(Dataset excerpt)
□ □ □

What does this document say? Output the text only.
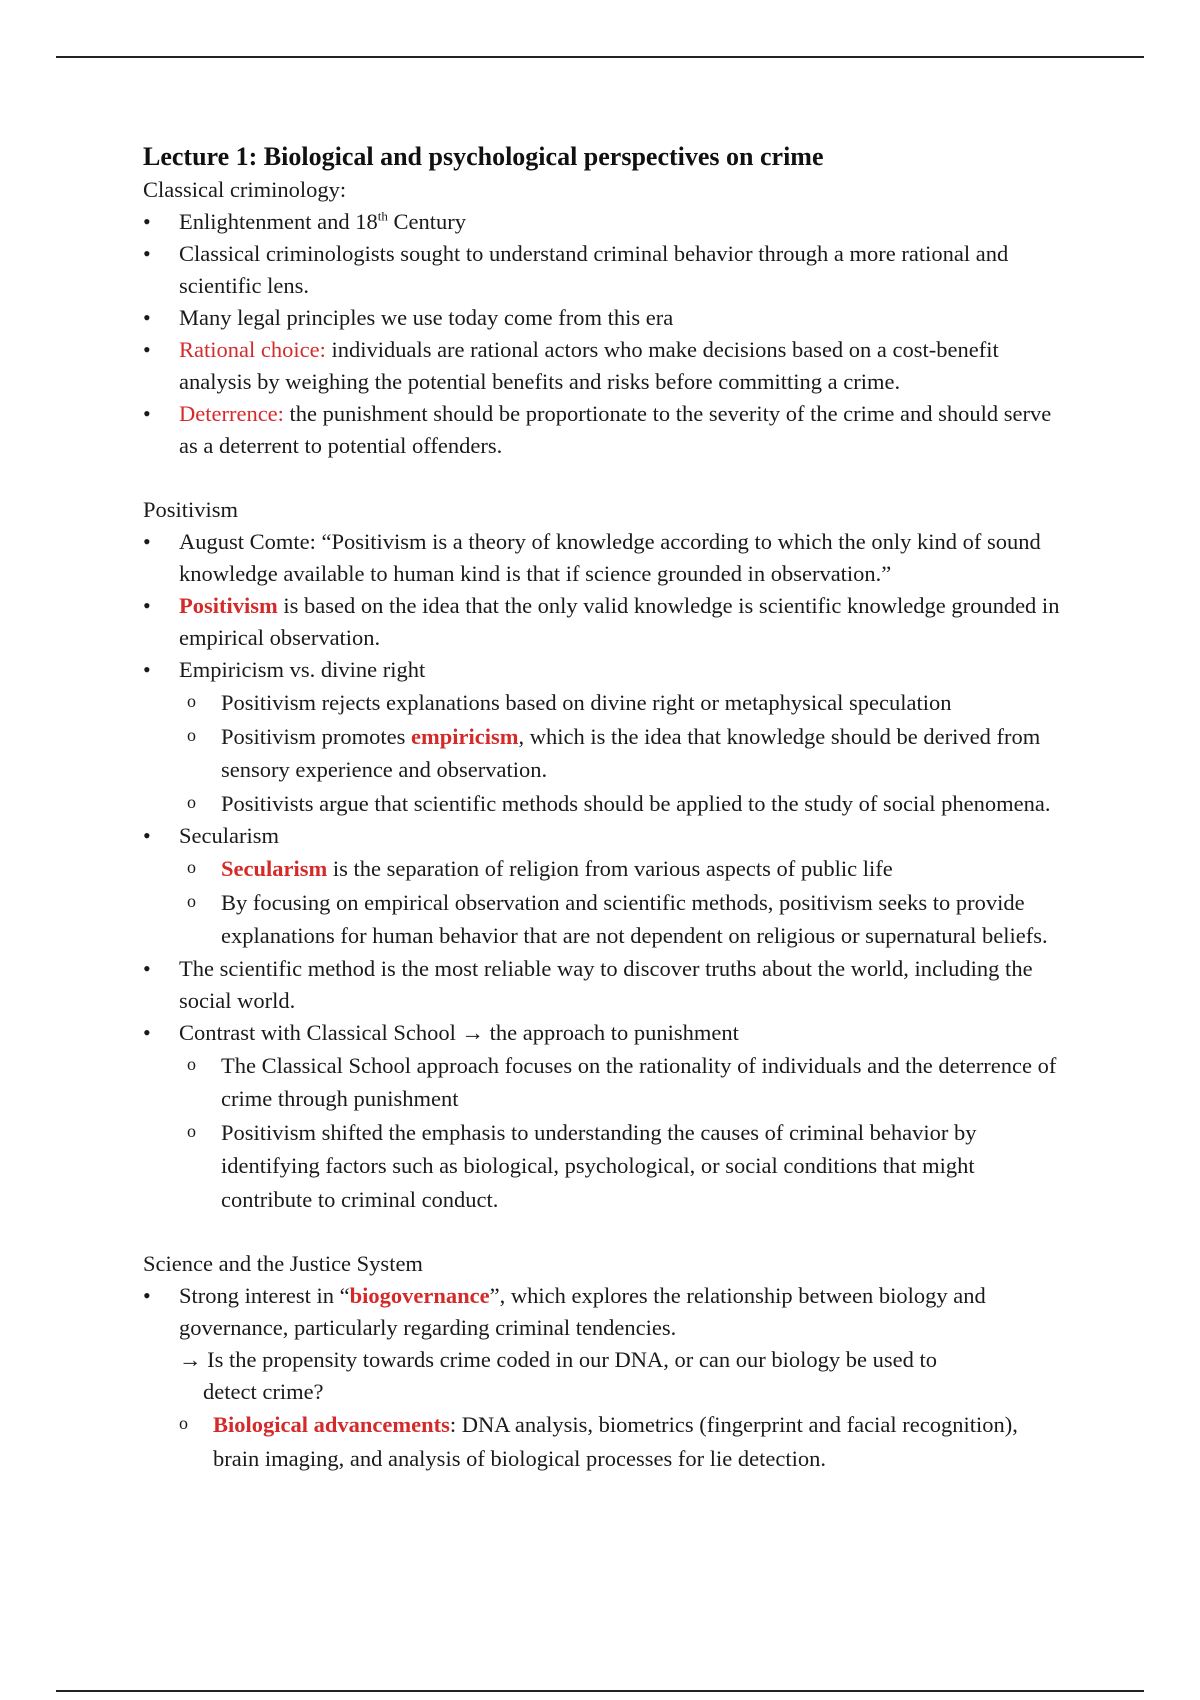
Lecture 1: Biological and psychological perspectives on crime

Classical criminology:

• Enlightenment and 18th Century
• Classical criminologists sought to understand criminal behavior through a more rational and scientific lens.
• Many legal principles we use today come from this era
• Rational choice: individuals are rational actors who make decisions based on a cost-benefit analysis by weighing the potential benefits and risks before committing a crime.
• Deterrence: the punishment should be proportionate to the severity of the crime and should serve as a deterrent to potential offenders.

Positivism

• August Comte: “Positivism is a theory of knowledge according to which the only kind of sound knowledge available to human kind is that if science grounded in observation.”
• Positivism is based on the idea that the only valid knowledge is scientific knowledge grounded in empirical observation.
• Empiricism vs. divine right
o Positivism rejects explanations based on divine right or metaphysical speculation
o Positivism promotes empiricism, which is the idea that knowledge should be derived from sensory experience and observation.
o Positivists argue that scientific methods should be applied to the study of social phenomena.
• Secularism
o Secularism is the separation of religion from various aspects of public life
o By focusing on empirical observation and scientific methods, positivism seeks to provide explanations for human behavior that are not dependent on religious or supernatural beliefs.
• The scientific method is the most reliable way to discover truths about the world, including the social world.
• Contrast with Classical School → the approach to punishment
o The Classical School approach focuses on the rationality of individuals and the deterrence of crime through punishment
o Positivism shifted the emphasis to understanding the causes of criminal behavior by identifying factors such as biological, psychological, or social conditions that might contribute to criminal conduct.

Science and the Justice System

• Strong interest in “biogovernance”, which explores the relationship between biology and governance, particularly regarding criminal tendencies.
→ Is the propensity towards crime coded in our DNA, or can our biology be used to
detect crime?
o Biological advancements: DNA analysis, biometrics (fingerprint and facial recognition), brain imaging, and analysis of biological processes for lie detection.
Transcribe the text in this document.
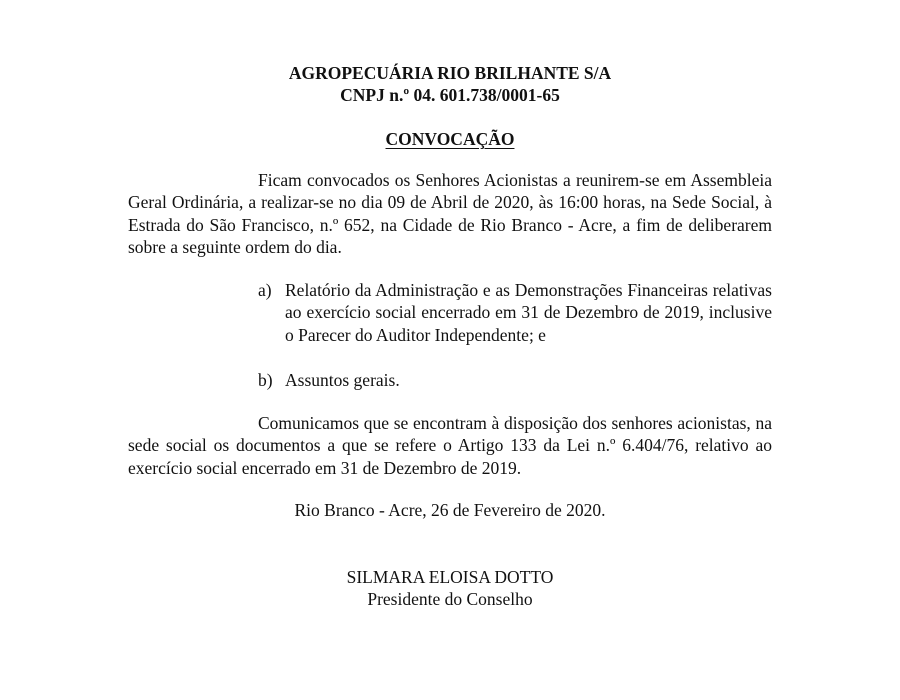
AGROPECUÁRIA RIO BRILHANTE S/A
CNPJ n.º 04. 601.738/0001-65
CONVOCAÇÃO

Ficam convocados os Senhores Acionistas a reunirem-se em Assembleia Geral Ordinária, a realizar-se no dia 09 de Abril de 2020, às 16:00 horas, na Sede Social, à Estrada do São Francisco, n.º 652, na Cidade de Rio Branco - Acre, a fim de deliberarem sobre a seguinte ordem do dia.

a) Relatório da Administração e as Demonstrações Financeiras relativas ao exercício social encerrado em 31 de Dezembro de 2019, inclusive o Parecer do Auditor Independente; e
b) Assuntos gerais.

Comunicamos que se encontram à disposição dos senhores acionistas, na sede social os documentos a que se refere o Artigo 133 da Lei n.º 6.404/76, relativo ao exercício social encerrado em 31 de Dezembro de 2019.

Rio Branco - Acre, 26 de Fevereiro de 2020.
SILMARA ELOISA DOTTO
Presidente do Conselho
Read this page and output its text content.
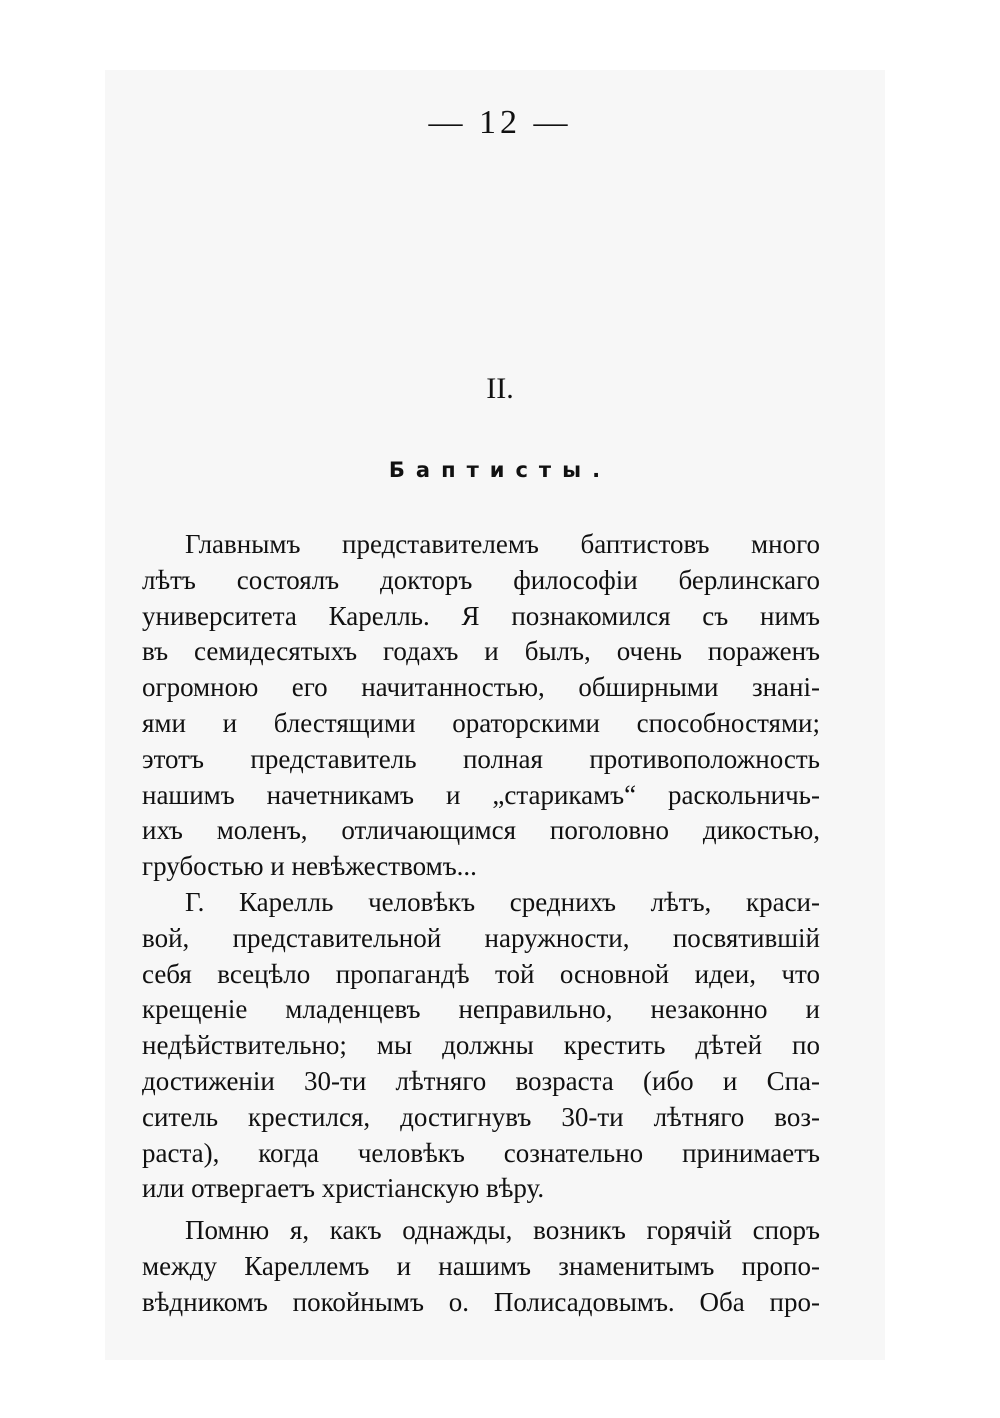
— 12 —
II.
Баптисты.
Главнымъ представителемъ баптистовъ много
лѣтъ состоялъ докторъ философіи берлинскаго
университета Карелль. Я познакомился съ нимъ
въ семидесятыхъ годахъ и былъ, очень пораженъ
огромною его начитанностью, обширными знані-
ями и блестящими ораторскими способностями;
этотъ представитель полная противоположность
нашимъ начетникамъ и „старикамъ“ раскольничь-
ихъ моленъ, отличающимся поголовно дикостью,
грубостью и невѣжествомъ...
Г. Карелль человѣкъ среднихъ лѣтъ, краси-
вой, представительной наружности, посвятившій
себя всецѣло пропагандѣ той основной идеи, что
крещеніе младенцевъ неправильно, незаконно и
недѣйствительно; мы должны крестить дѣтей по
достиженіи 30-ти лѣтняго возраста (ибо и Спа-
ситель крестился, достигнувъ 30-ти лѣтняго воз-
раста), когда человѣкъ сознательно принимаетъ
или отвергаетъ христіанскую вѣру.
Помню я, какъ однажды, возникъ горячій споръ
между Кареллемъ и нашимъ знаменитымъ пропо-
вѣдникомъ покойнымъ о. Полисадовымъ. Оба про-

□ □ □

YOUR INSTRUCTIONS ->
Report only the number of lines in the records that include the word "text".

OUTPUT ->
3